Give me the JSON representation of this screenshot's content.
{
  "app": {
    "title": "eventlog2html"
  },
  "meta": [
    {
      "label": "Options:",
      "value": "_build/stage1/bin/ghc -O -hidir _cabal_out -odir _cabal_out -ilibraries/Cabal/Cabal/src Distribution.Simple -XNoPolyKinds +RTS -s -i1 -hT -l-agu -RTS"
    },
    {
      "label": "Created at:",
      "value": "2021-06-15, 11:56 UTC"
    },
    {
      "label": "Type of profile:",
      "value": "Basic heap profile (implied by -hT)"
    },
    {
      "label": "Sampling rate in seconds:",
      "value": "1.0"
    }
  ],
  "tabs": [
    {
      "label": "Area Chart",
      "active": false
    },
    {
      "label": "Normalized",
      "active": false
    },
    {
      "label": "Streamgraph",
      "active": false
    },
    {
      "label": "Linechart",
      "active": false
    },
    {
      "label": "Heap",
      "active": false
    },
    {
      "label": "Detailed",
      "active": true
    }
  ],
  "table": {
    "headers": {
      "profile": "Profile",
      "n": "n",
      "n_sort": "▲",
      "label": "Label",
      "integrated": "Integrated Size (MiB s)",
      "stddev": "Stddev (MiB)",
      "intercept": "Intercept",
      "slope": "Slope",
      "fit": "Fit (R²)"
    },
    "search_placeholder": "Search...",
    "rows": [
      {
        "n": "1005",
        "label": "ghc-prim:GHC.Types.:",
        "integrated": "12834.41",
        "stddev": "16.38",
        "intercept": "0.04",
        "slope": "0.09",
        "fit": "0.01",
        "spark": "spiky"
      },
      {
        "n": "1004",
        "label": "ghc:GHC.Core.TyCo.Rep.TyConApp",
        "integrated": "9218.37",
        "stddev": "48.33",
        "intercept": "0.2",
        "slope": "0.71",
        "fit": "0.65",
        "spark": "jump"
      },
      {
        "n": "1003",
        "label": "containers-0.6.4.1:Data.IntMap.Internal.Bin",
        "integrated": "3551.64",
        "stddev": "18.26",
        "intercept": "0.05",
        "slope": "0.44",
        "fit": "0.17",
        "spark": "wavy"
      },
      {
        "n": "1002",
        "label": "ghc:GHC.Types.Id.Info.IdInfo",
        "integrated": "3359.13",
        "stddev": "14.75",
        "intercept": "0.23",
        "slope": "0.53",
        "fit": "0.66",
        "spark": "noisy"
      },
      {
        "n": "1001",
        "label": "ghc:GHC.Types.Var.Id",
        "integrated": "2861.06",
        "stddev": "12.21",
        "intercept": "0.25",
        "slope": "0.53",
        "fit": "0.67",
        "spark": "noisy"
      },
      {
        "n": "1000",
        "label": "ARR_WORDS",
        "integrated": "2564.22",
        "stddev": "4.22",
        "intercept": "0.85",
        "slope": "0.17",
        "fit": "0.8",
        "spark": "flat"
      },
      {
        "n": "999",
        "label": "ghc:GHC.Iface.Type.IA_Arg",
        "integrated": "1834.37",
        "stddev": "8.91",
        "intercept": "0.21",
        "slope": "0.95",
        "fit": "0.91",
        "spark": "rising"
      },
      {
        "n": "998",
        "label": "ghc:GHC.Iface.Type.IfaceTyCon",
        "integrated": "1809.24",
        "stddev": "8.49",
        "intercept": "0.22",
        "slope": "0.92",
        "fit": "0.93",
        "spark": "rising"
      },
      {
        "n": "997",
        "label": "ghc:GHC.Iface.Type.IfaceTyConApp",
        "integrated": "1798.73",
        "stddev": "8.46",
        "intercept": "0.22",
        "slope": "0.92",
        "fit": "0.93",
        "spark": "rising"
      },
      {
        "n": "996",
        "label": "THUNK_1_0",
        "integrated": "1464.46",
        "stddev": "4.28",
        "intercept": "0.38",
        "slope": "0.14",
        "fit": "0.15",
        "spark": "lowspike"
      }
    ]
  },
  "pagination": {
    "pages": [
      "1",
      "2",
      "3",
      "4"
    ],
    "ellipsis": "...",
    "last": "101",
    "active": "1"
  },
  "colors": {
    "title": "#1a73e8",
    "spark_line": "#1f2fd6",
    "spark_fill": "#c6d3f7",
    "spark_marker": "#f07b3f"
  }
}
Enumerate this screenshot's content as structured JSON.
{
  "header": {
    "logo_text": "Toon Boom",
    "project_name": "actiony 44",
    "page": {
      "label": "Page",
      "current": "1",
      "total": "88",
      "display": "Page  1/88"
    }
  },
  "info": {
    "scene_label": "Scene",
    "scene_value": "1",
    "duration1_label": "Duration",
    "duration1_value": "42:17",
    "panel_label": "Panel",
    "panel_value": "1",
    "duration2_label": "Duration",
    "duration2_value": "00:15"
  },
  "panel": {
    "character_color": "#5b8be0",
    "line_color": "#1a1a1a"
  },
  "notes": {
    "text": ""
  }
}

+ + + + +

| Task requirements |
How many of the lines in the listing above hold the word "this"? Report only that figure.

| Response to the task |
2